In the entries below, count every line containing "injury". Return the number and nothing else.

* begin Given data *

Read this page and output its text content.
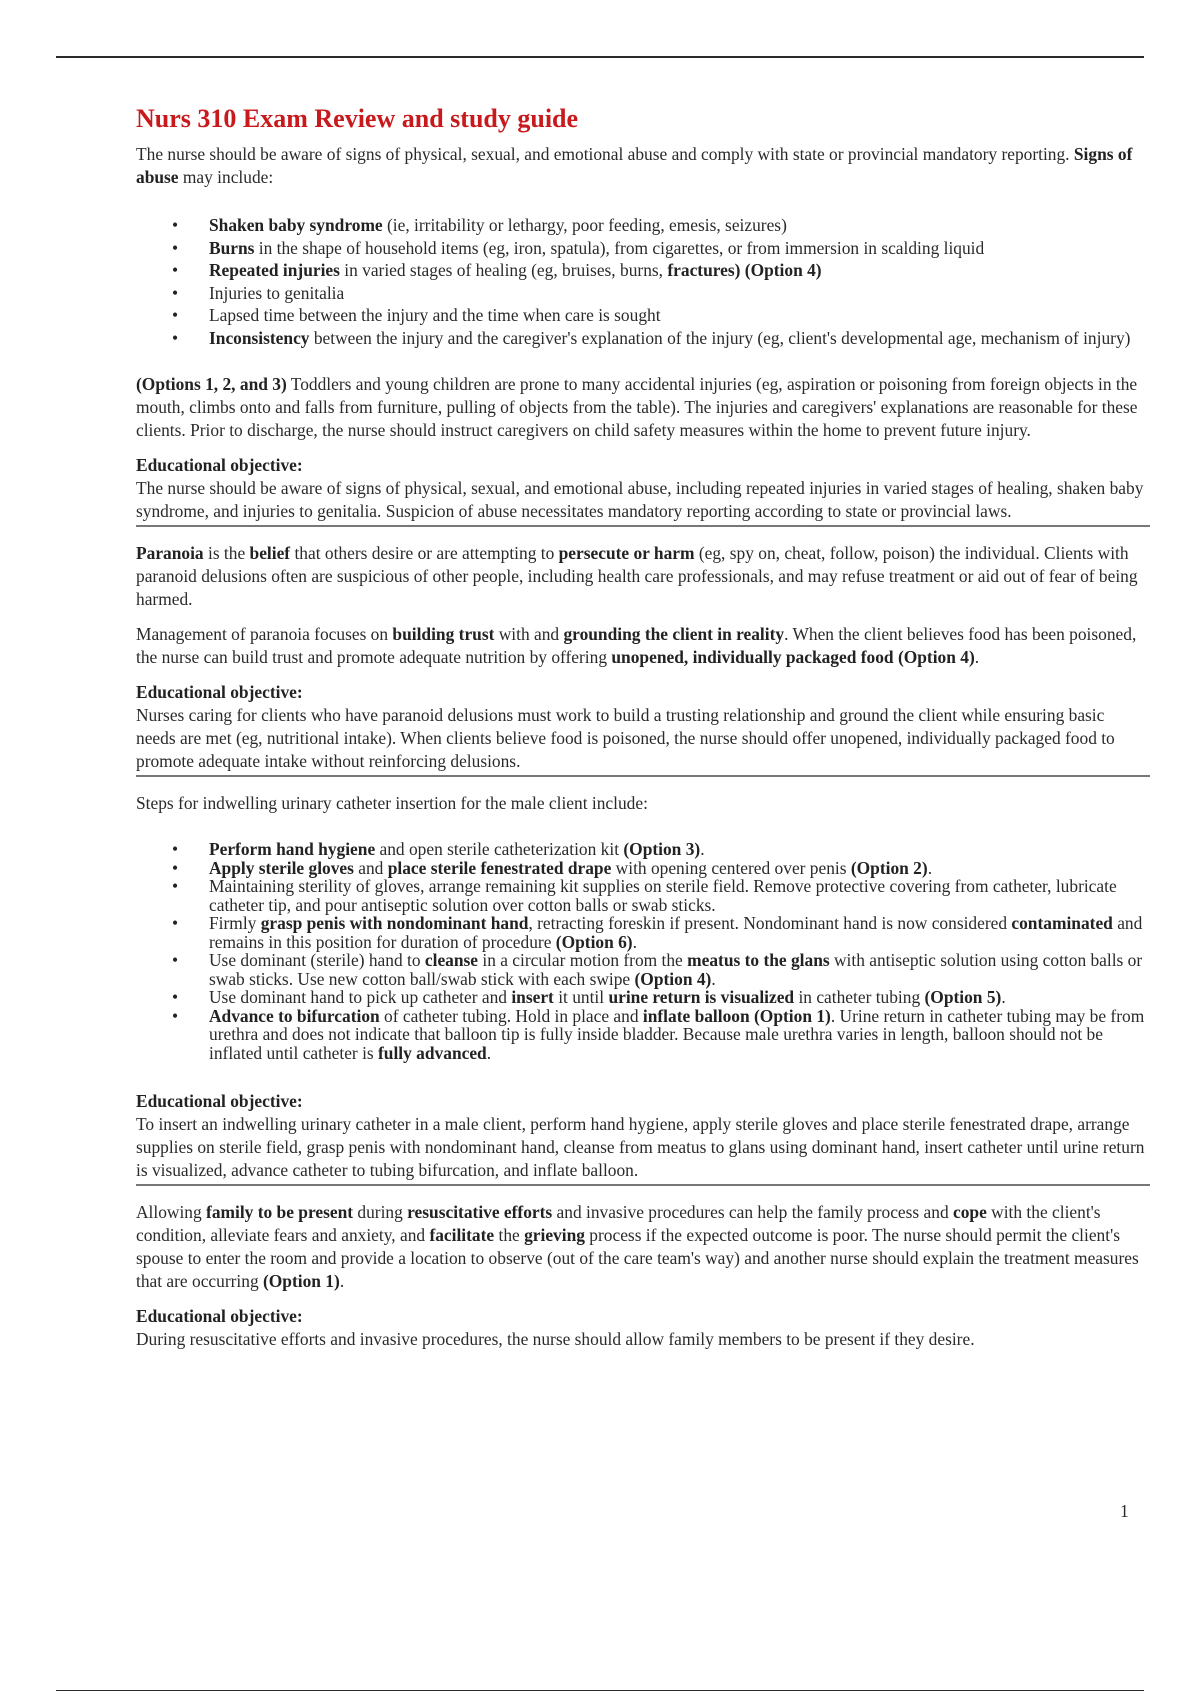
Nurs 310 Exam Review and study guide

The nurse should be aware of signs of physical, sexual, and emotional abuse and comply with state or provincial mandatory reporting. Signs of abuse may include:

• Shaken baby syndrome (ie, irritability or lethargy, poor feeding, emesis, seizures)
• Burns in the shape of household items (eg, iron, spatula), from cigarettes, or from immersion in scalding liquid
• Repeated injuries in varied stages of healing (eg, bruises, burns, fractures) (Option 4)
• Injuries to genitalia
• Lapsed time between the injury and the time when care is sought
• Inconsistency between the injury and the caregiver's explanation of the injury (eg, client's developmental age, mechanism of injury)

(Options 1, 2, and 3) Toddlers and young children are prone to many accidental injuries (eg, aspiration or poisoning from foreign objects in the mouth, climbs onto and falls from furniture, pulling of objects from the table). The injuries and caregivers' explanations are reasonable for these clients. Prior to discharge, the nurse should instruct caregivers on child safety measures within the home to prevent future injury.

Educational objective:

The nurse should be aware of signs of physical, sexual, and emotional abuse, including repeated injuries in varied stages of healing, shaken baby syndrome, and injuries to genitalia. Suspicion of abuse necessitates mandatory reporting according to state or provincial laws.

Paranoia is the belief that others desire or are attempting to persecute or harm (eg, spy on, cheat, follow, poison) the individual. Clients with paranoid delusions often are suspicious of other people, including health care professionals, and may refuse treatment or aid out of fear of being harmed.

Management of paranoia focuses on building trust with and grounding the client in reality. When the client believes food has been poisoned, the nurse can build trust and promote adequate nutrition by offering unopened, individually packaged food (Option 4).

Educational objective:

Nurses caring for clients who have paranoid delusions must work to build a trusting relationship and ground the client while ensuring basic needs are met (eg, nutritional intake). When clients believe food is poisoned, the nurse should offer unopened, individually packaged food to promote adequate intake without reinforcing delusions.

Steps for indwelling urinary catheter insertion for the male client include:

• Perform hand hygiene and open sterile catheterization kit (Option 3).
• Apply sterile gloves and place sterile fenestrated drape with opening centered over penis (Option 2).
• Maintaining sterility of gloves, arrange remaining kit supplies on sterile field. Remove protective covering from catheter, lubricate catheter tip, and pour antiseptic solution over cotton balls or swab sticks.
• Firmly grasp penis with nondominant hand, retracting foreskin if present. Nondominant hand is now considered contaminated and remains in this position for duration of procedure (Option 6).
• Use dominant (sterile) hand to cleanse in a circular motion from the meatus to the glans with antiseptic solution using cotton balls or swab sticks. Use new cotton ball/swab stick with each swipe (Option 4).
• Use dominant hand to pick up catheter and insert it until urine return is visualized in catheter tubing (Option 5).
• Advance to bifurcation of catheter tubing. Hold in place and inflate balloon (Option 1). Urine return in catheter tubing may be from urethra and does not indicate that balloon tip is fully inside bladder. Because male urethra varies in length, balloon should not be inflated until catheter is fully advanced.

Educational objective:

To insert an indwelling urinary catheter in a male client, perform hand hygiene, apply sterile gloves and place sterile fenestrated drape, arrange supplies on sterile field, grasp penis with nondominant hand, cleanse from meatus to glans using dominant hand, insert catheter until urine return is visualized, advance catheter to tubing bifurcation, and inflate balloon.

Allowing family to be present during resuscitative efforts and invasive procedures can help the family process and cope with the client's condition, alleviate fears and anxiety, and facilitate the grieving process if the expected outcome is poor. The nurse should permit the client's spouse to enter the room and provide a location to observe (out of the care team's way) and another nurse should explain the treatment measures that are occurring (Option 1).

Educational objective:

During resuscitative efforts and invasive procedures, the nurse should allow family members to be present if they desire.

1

* end Given data *
* begin Given data *

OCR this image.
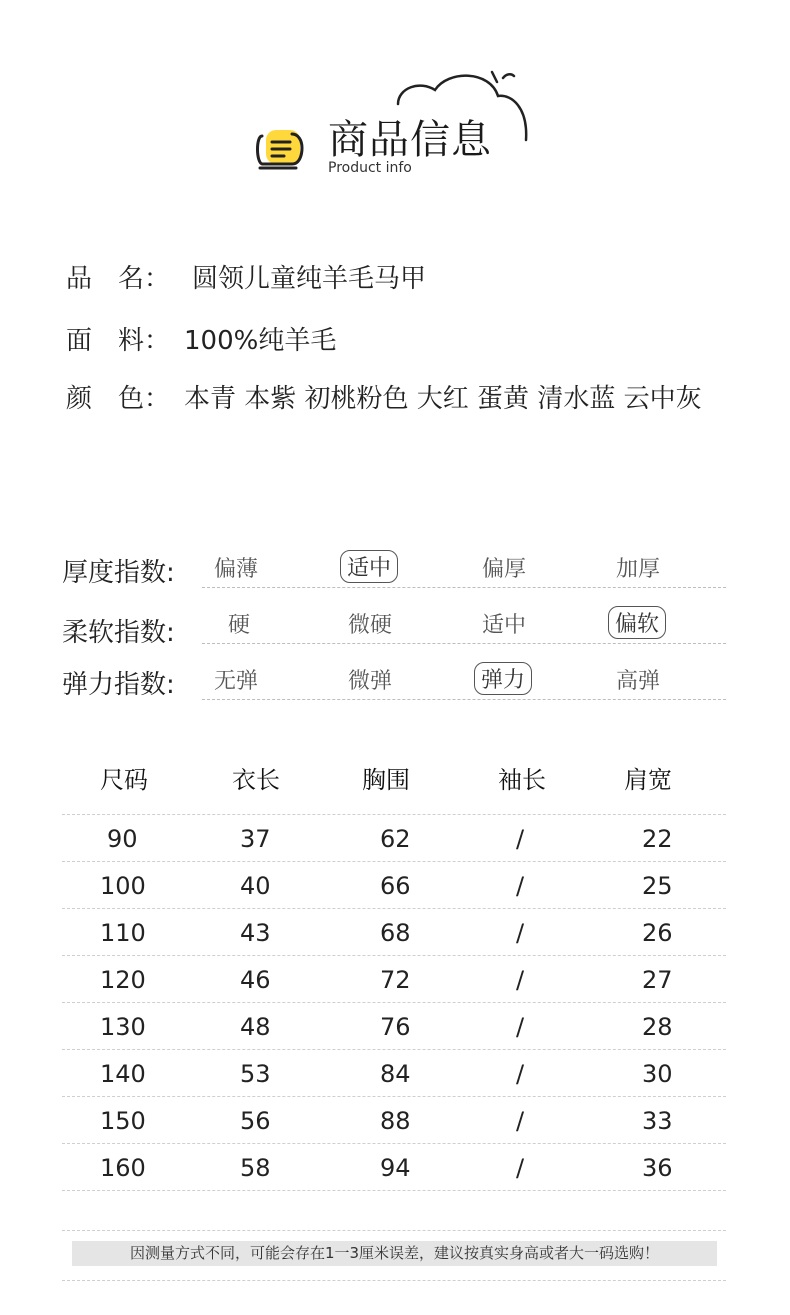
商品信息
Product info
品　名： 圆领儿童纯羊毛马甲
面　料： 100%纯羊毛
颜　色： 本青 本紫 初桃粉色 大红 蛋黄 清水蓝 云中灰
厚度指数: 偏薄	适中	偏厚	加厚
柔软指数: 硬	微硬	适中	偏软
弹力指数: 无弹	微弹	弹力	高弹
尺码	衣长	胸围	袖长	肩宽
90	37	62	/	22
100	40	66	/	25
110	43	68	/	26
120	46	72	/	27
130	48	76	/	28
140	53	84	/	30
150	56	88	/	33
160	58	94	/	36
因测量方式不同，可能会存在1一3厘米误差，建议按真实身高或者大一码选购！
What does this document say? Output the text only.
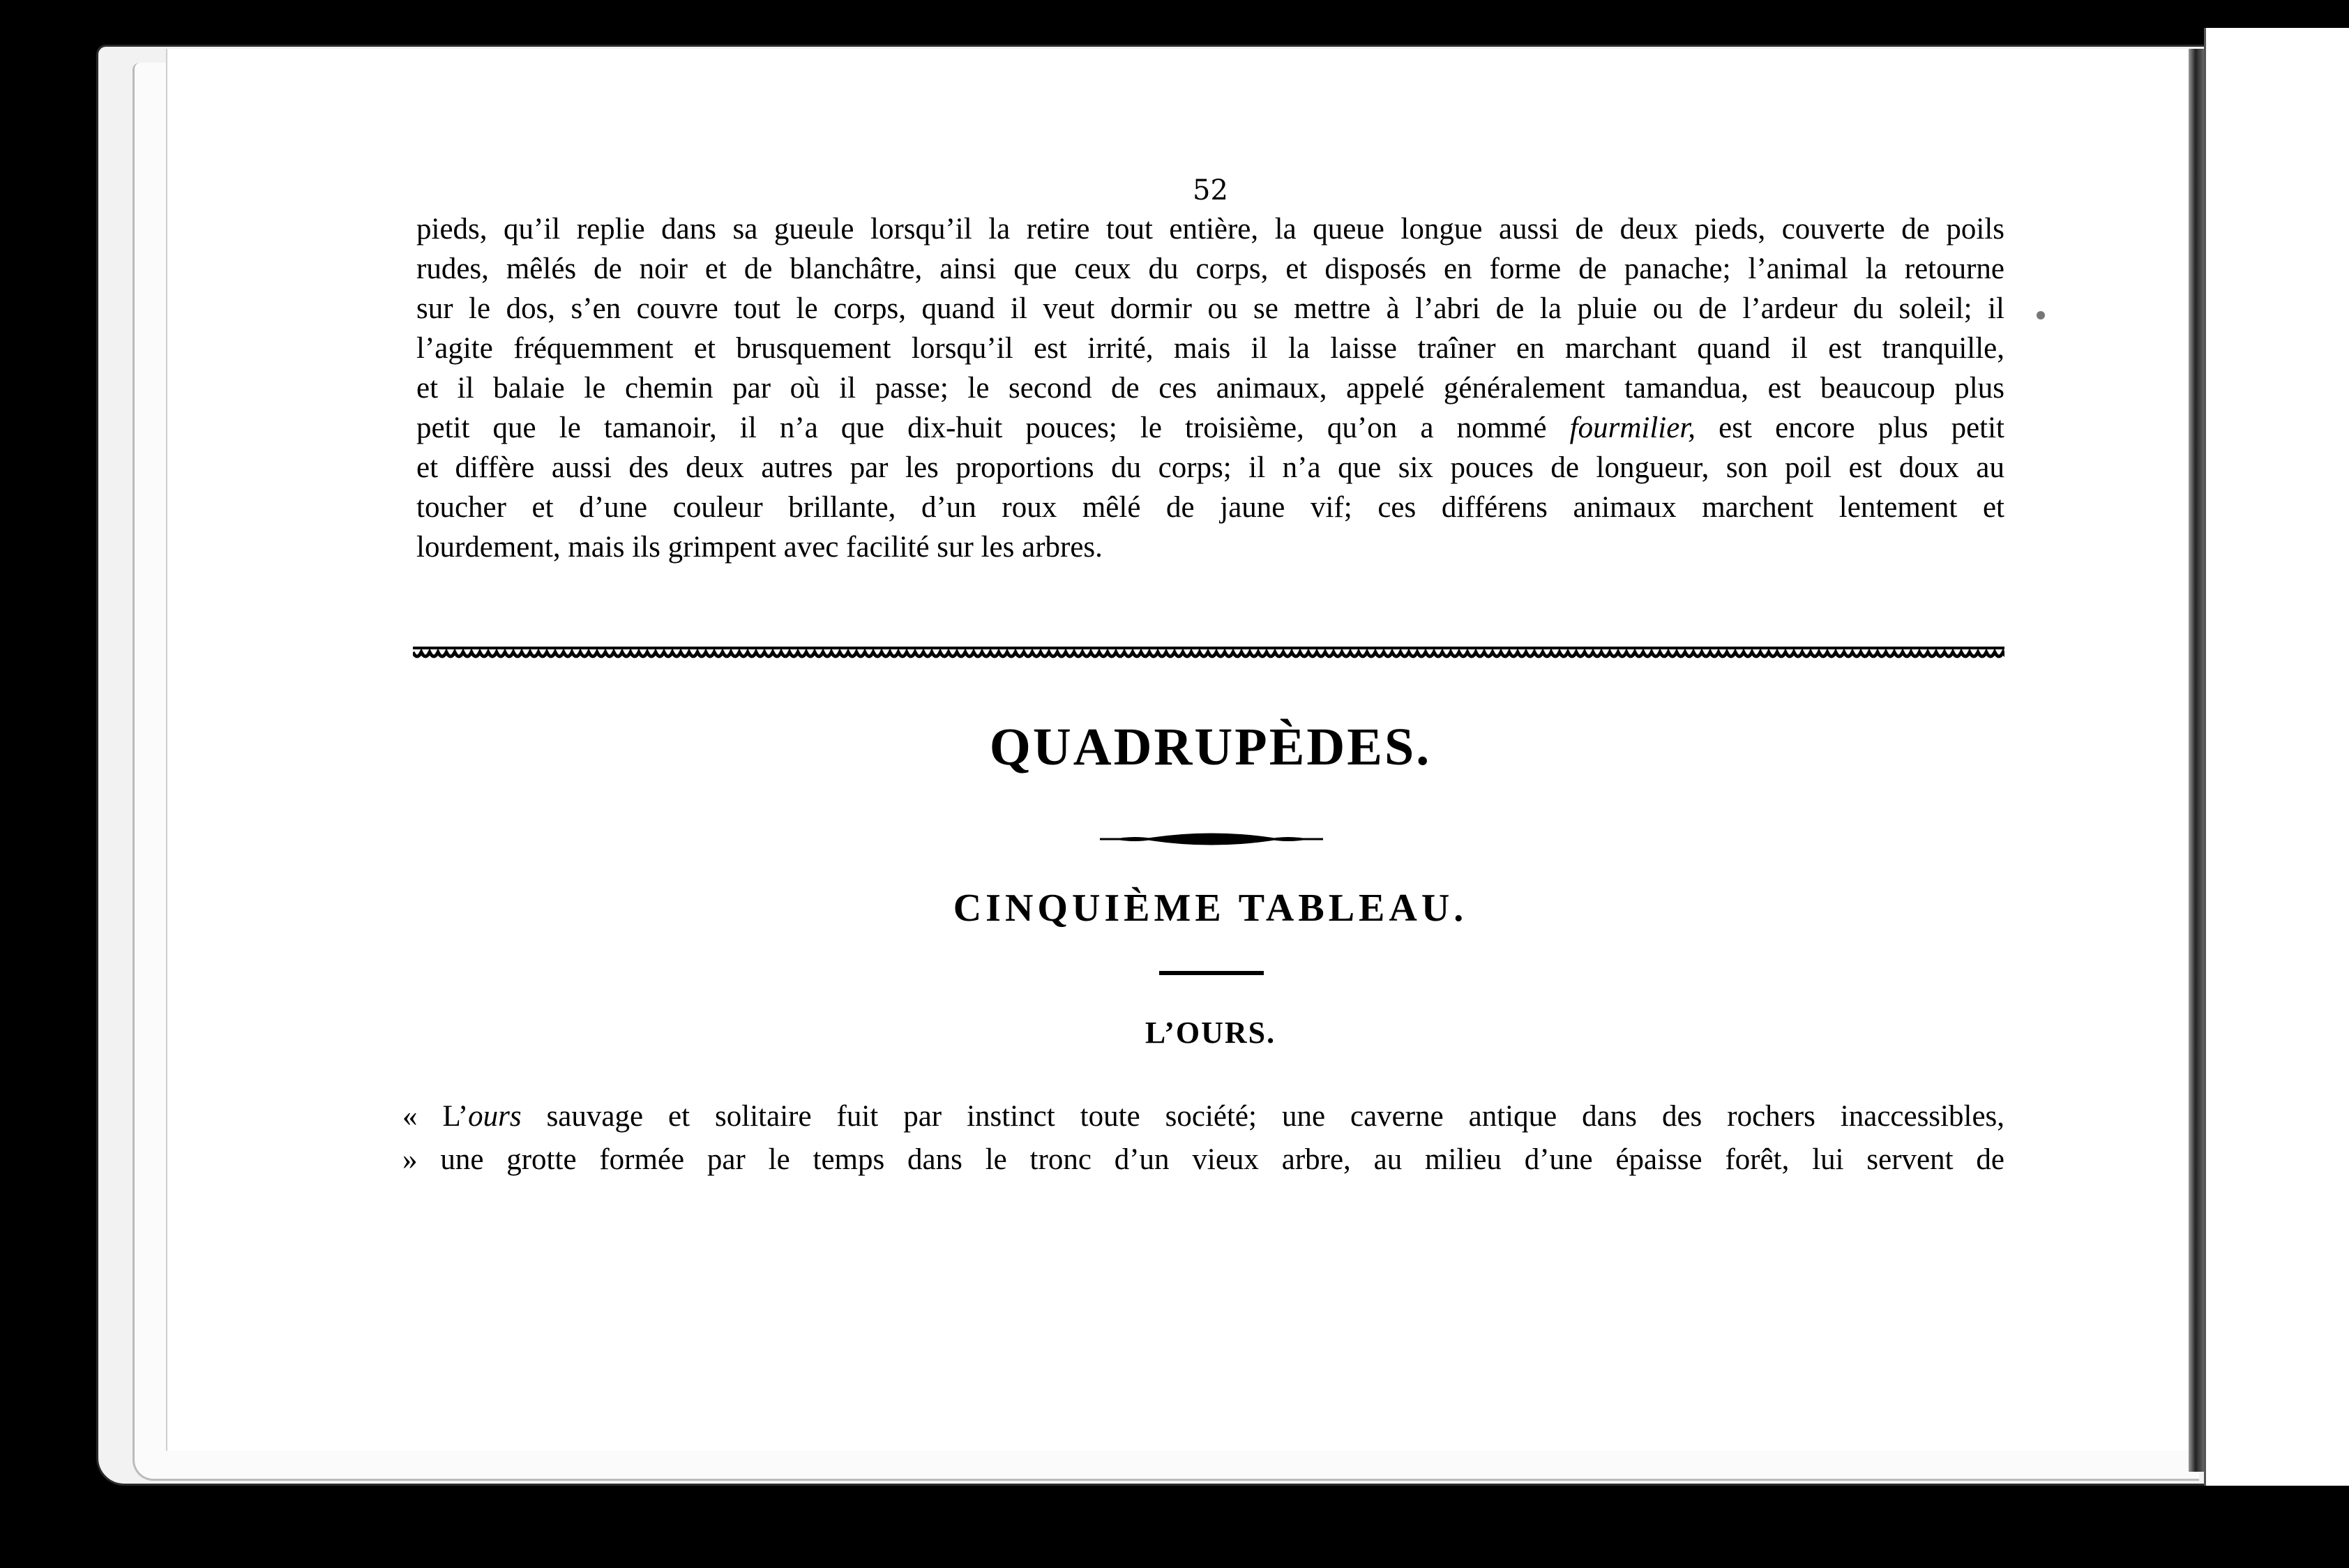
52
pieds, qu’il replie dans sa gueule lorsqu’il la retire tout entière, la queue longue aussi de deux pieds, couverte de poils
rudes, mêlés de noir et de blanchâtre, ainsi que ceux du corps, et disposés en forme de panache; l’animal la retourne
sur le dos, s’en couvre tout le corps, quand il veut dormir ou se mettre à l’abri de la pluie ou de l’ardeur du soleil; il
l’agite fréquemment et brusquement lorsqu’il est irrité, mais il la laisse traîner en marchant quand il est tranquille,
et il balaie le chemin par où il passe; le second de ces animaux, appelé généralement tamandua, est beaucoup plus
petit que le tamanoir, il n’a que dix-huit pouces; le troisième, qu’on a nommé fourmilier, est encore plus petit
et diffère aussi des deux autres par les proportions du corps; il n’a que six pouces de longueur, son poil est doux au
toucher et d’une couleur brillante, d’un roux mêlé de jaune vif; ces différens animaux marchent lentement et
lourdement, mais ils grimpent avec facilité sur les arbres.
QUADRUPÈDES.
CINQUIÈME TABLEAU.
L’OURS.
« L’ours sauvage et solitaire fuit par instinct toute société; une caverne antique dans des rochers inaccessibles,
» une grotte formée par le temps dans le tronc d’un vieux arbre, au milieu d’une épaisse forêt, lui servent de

* end Given data *

Response for this exercise :: 3